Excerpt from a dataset
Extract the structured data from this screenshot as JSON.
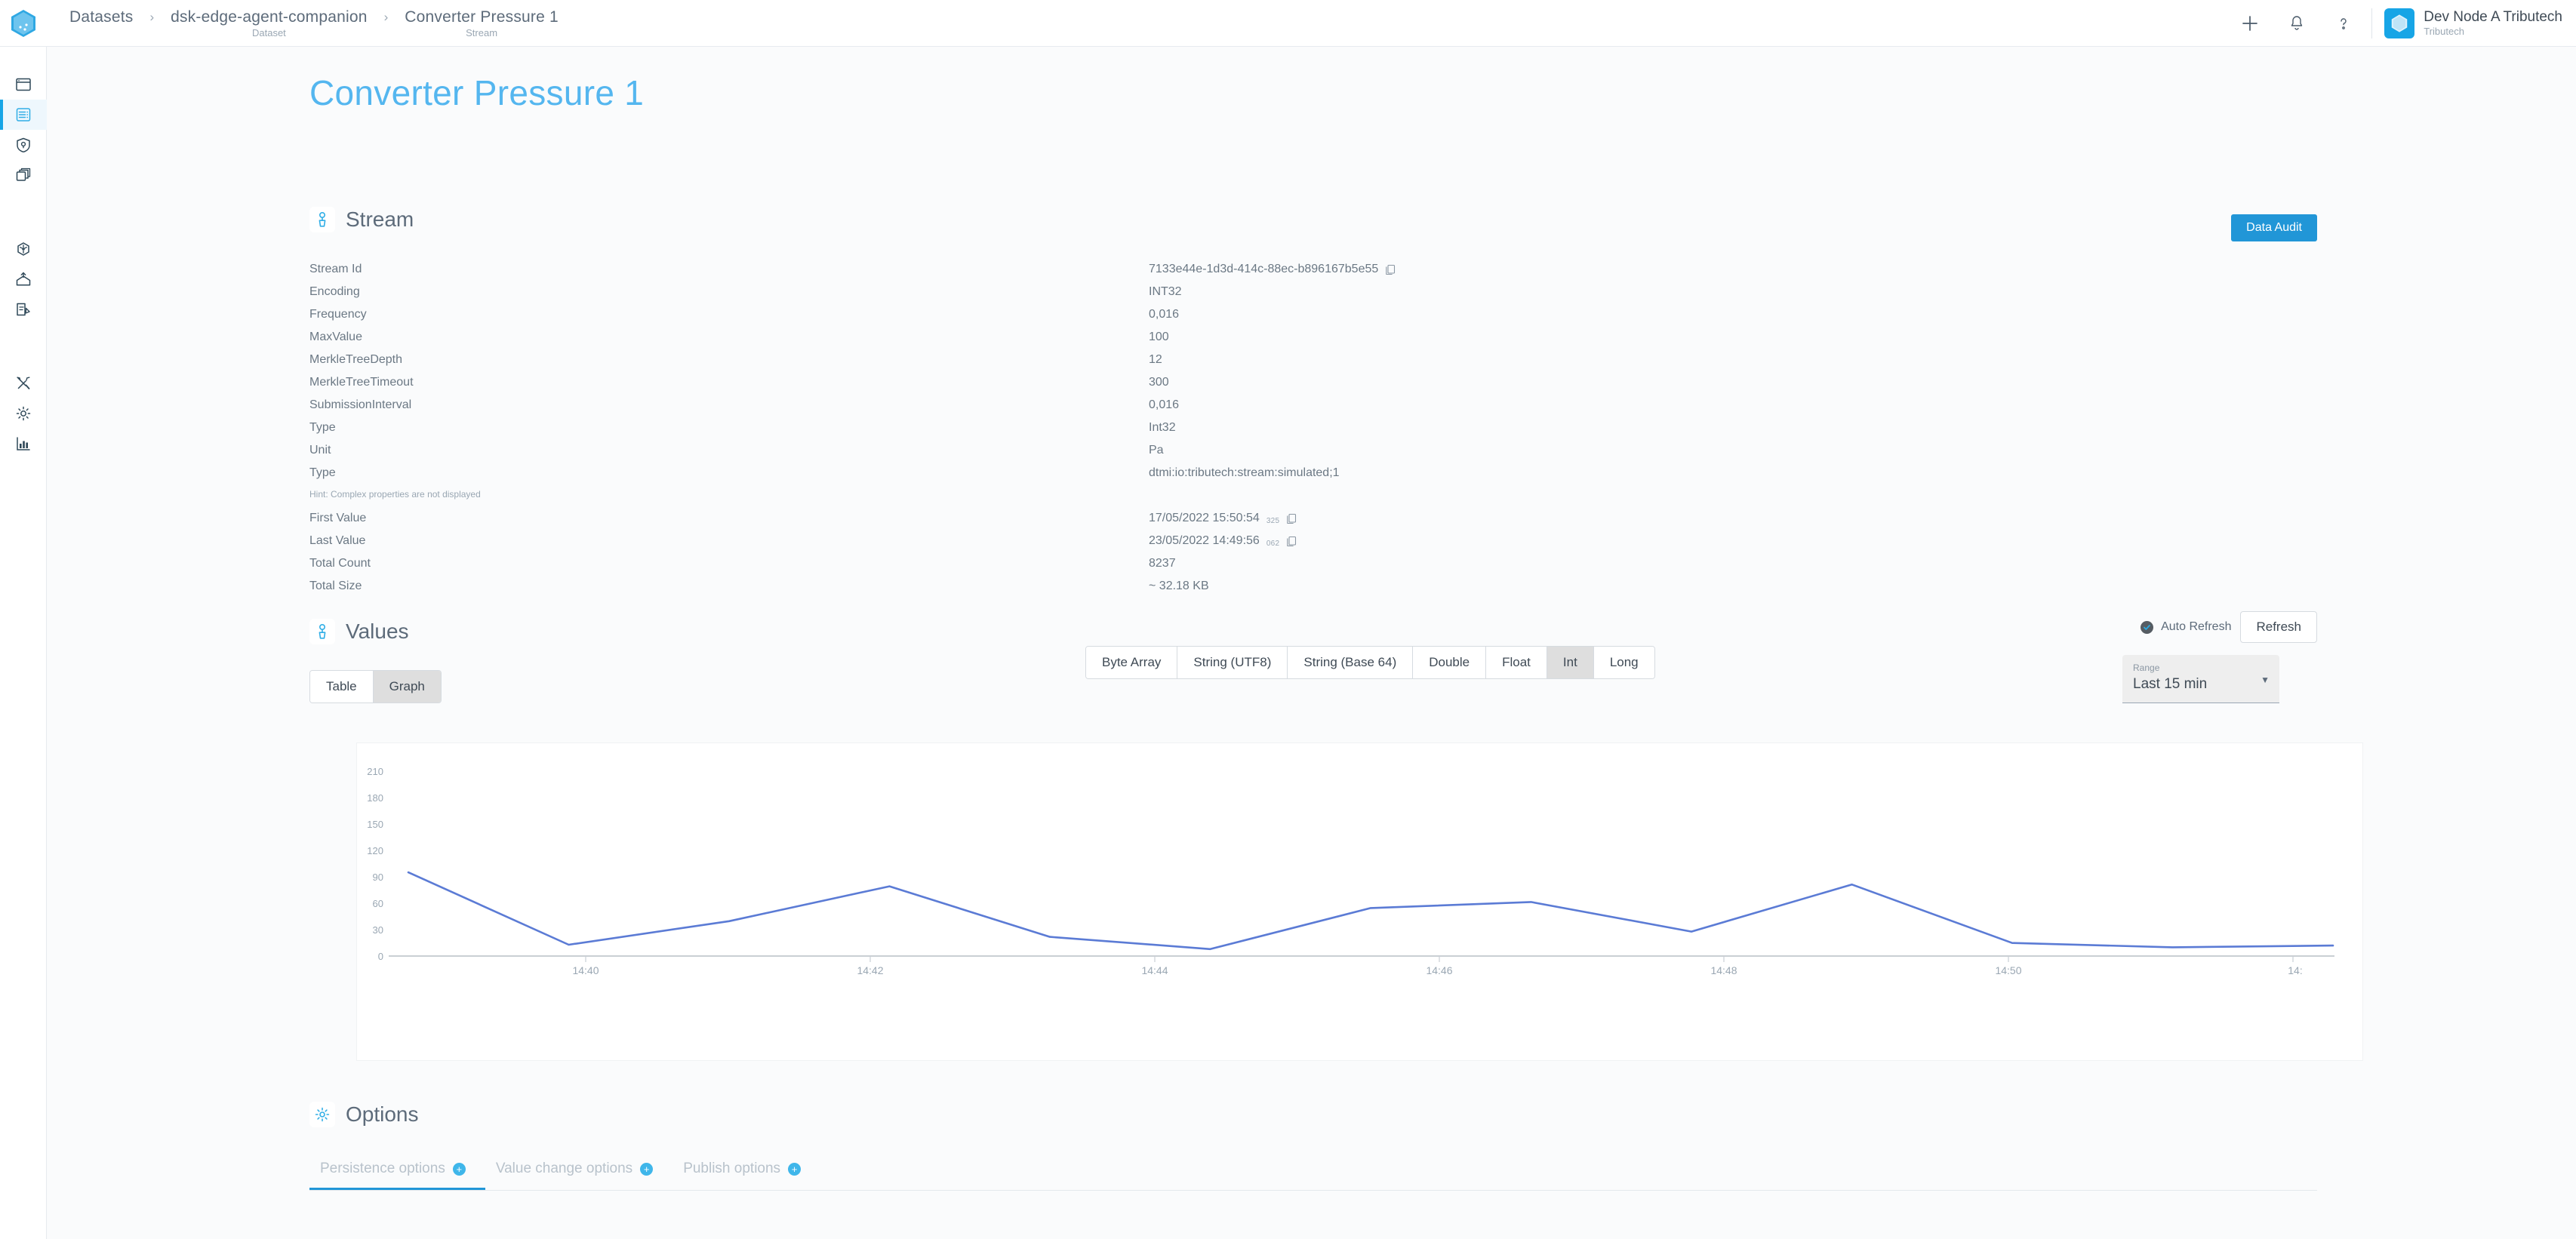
{
  "topbar": {
    "logo_icon": "tributech-hex-logo",
    "breadcrumb": [
      {
        "label": "Datasets",
        "sub": ""
      },
      {
        "label": "dsk-edge-agent-companion",
        "sub": "Dataset"
      },
      {
        "label": "Converter Pressure 1",
        "sub": "Stream"
      }
    ],
    "separator": "›",
    "actions": [
      {
        "name": "add-icon",
        "glyph": "+"
      },
      {
        "name": "notifications-bell-icon",
        "glyph": "bell"
      },
      {
        "name": "help-icon",
        "glyph": "?"
      }
    ],
    "account": {
      "name": "Dev Node A Tributech",
      "org": "Tributech"
    }
  },
  "sidebar": {
    "items": [
      {
        "name": "sidebar-item-overview",
        "icon": "window-icon",
        "active": false
      },
      {
        "name": "sidebar-item-datasets",
        "icon": "datasets-icon",
        "active": true
      },
      {
        "name": "sidebar-item-security",
        "icon": "shield-lock-icon",
        "active": false
      },
      {
        "name": "sidebar-item-twins",
        "icon": "layers-icon",
        "active": false
      },
      {
        "name": "sidebar-item-network",
        "icon": "network-node-icon",
        "active": false
      },
      {
        "name": "sidebar-item-inbox",
        "icon": "inbox-upload-icon",
        "active": false
      },
      {
        "name": "sidebar-item-requests",
        "icon": "edit-document-icon",
        "active": false
      },
      {
        "name": "sidebar-item-tools",
        "icon": "tools-icon",
        "active": false
      },
      {
        "name": "sidebar-item-settings",
        "icon": "gear-icon",
        "active": false
      },
      {
        "name": "sidebar-item-analytics",
        "icon": "bar-chart-icon",
        "active": false
      }
    ]
  },
  "page": {
    "title": "Converter Pressure 1"
  },
  "stream": {
    "section_title": "Stream",
    "section_icon": "stream-icon",
    "data_audit_label": "Data Audit",
    "properties": [
      {
        "key": "Stream Id",
        "value": "7133e44e-1d3d-414c-88ec-b896167b5e55",
        "copy": true
      },
      {
        "key": "Encoding",
        "value": "INT32",
        "copy": false
      },
      {
        "key": "Frequency",
        "value": "0,016",
        "copy": false
      },
      {
        "key": "MaxValue",
        "value": "100",
        "copy": false
      },
      {
        "key": "MerkleTreeDepth",
        "value": "12",
        "copy": false
      },
      {
        "key": "MerkleTreeTimeout",
        "value": "300",
        "copy": false
      },
      {
        "key": "SubmissionInterval",
        "value": "0,016",
        "copy": false
      },
      {
        "key": "Type",
        "value": "Int32",
        "copy": false
      },
      {
        "key": "Unit",
        "value": "Pa",
        "copy": false
      },
      {
        "key": "Type",
        "value": "dtmi:io:tributech:stream:simulated;1",
        "copy": false
      }
    ],
    "hint": "Hint: Complex properties are not displayed",
    "stats": [
      {
        "key": "First Value",
        "value": "17/05/2022 15:50:54",
        "ms": "325",
        "copy": true
      },
      {
        "key": "Last Value",
        "value": "23/05/2022 14:49:56",
        "ms": "062",
        "copy": true
      },
      {
        "key": "Total Count",
        "value": "8237",
        "ms": "",
        "copy": false
      },
      {
        "key": "Total Size",
        "value": "~ 32.18 KB",
        "ms": "",
        "copy": false
      }
    ]
  },
  "values": {
    "section_title": "Values",
    "section_icon": "stream-icon",
    "view_modes": [
      {
        "label": "Table",
        "active": false
      },
      {
        "label": "Graph",
        "active": true
      }
    ],
    "type_buttons": [
      {
        "label": "Byte Array",
        "active": false
      },
      {
        "label": "String (UTF8)",
        "active": false
      },
      {
        "label": "String (Base 64)",
        "active": false
      },
      {
        "label": "Double",
        "active": false
      },
      {
        "label": "Float",
        "active": false
      },
      {
        "label": "Int",
        "active": true
      },
      {
        "label": "Long",
        "active": false
      }
    ],
    "auto_refresh_label": "Auto Refresh",
    "auto_refresh_on": true,
    "refresh_label": "Refresh",
    "range_label": "Range",
    "range_value": "Last 15 min"
  },
  "chart_data": {
    "type": "line",
    "title": "",
    "xlabel": "",
    "ylabel": "",
    "ylim": [
      0,
      225
    ],
    "yticks": [
      0,
      30,
      60,
      90,
      120,
      150,
      180,
      210
    ],
    "xticks": [
      "14:40",
      "14:42",
      "14:44",
      "14:46",
      "14:48",
      "14:50",
      "14:"
    ],
    "grid": false,
    "legend": "none",
    "line_color": "#5b7bd5",
    "series": [
      {
        "name": "Converter Pressure 1",
        "x": [
          "14:39",
          "14:40:30",
          "14:42:45",
          "14:44:10",
          "14:45:10",
          "14:46:15",
          "14:47:00",
          "14:47:45",
          "14:48:45",
          "14:50:00",
          "14:51:00",
          "14:52:00"
        ],
        "values": [
          96,
          13,
          40,
          80,
          22,
          8,
          55,
          62,
          28,
          82,
          15,
          10,
          12
        ]
      }
    ]
  },
  "options": {
    "section_title": "Options",
    "section_icon": "gear-icon",
    "tabs": [
      {
        "label": "Persistence options",
        "active": true
      },
      {
        "label": "Value change options",
        "active": false
      },
      {
        "label": "Publish options",
        "active": false
      }
    ],
    "info_glyph": "⬤"
  },
  "colors": {
    "accent": "#2196d7",
    "title": "#54b6ef",
    "line": "#5b7bd5",
    "sidebar_active": "#eef7fd"
  }
}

◆ Work to be completed
Reproduce the full listing above verbatim, with no pictures included.

◆ Final result
Extract the structured data from this screenshot as JSON.
{
  "topbar": {
    "logo_icon": "tributech-hex-logo",
    "breadcrumb": [
      {
        "label": "Datasets",
        "sub": ""
      },
      {
        "label": "dsk-edge-agent-companion",
        "sub": "Dataset"
      },
      {
        "label": "Converter Pressure 1",
        "sub": "Stream"
      }
    ],
    "separator": "›",
    "actions": [
      {
        "name": "add-icon",
        "glyph": "+"
      },
      {
        "name": "notifications-bell-icon",
        "glyph": "bell"
      },
      {
        "name": "help-icon",
        "glyph": "?"
      }
    ],
    "account": {
      "name": "Dev Node A Tributech",
      "org": "Tributech"
    }
  },
  "sidebar": {
    "items": [
      {
        "name": "sidebar-item-overview",
        "icon": "window-icon",
        "active": false
      },
      {
        "name": "sidebar-item-datasets",
        "icon": "datasets-icon",
        "active": true
      },
      {
        "name": "sidebar-item-security",
        "icon": "shield-lock-icon",
        "active": false
      },
      {
        "name": "sidebar-item-twins",
        "icon": "layers-icon",
        "active": false
      },
      {
        "name": "sidebar-item-network",
        "icon": "network-node-icon",
        "active": false
      },
      {
        "name": "sidebar-item-inbox",
        "icon": "inbox-upload-icon",
        "active": false
      },
      {
        "name": "sidebar-item-requests",
        "icon": "edit-document-icon",
        "active": false
      },
      {
        "name": "sidebar-item-tools",
        "icon": "tools-icon",
        "active": false
      },
      {
        "name": "sidebar-item-settings",
        "icon": "gear-icon",
        "active": false
      },
      {
        "name": "sidebar-item-analytics",
        "icon": "bar-chart-icon",
        "active": false
      }
    ]
  },
  "page": {
    "title": "Converter Pressure 1"
  },
  "stream": {
    "section_title": "Stream",
    "section_icon": "stream-icon",
    "data_audit_label": "Data Audit",
    "properties": [
      {
        "key": "Stream Id",
        "value": "7133e44e-1d3d-414c-88ec-b896167b5e55",
        "copy": true
      },
      {
        "key": "Encoding",
        "value": "INT32",
        "copy": false
      },
      {
        "key": "Frequency",
        "value": "0,016",
        "copy": false
      },
      {
        "key": "MaxValue",
        "value": "100",
        "copy": false
      },
      {
        "key": "MerkleTreeDepth",
        "value": "12",
        "copy": false
      },
      {
        "key": "MerkleTreeTimeout",
        "value": "300",
        "copy": false
      },
      {
        "key": "SubmissionInterval",
        "value": "0,016",
        "copy": false
      },
      {
        "key": "Type",
        "value": "Int32",
        "copy": false
      },
      {
        "key": "Unit",
        "value": "Pa",
        "copy": false
      },
      {
        "key": "Type",
        "value": "dtmi:io:tributech:stream:simulated;1",
        "copy": false
      }
    ],
    "hint": "Hint: Complex properties are not displayed",
    "stats": [
      {
        "key": "First Value",
        "value": "17/05/2022 15:50:54",
        "ms": "325",
        "copy": true
      },
      {
        "key": "Last Value",
        "value": "23/05/2022 14:49:56",
        "ms": "062",
        "copy": true
      },
      {
        "key": "Total Count",
        "value": "8237",
        "ms": "",
        "copy": false
      },
      {
        "key": "Total Size",
        "value": "~ 32.18 KB",
        "ms": "",
        "copy": false
      }
    ]
  },
  "values": {
    "section_title": "Values",
    "section_icon": "stream-icon",
    "view_modes": [
      {
        "label": "Table",
        "active": false
      },
      {
        "label": "Graph",
        "active": true
      }
    ],
    "type_buttons": [
      {
        "label": "Byte Array",
        "active": false
      },
      {
        "label": "String (UTF8)",
        "active": false
      },
      {
        "label": "String (Base 64)",
        "active": false
      },
      {
        "label": "Double",
        "active": false
      },
      {
        "label": "Float",
        "active": false
      },
      {
        "label": "Int",
        "active": true
      },
      {
        "label": "Long",
        "active": false
      }
    ],
    "auto_refresh_label": "Auto Refresh",
    "auto_refresh_on": true,
    "refresh_label": "Refresh",
    "range_label": "Range",
    "range_value": "Last 15 min"
  },
  "chart_data": {
    "type": "line",
    "title": "",
    "xlabel": "",
    "ylabel": "",
    "ylim": [
      0,
      225
    ],
    "yticks": [
      0,
      30,
      60,
      90,
      120,
      150,
      180,
      210
    ],
    "xticks": [
      "14:40",
      "14:42",
      "14:44",
      "14:46",
      "14:48",
      "14:50",
      "14:"
    ],
    "grid": false,
    "legend": "none",
    "line_color": "#5b7bd5",
    "series": [
      {
        "name": "Converter Pressure 1",
        "x": [
          "14:39",
          "14:40:30",
          "14:42:45",
          "14:44:10",
          "14:45:10",
          "14:46:15",
          "14:47:00",
          "14:47:45",
          "14:48:45",
          "14:50:00",
          "14:51:00",
          "14:52:00"
        ],
        "values": [
          96,
          13,
          40,
          80,
          22,
          8,
          55,
          62,
          28,
          82,
          15,
          10,
          12
        ]
      }
    ]
  },
  "options": {
    "section_title": "Options",
    "section_icon": "gear-icon",
    "tabs": [
      {
        "label": "Persistence options",
        "active": true
      },
      {
        "label": "Value change options",
        "active": false
      },
      {
        "label": "Publish options",
        "active": false
      }
    ],
    "info_glyph": "⬤"
  },
  "colors": {
    "accent": "#2196d7",
    "title": "#54b6ef",
    "line": "#5b7bd5",
    "sidebar_active": "#eef7fd"
  }
}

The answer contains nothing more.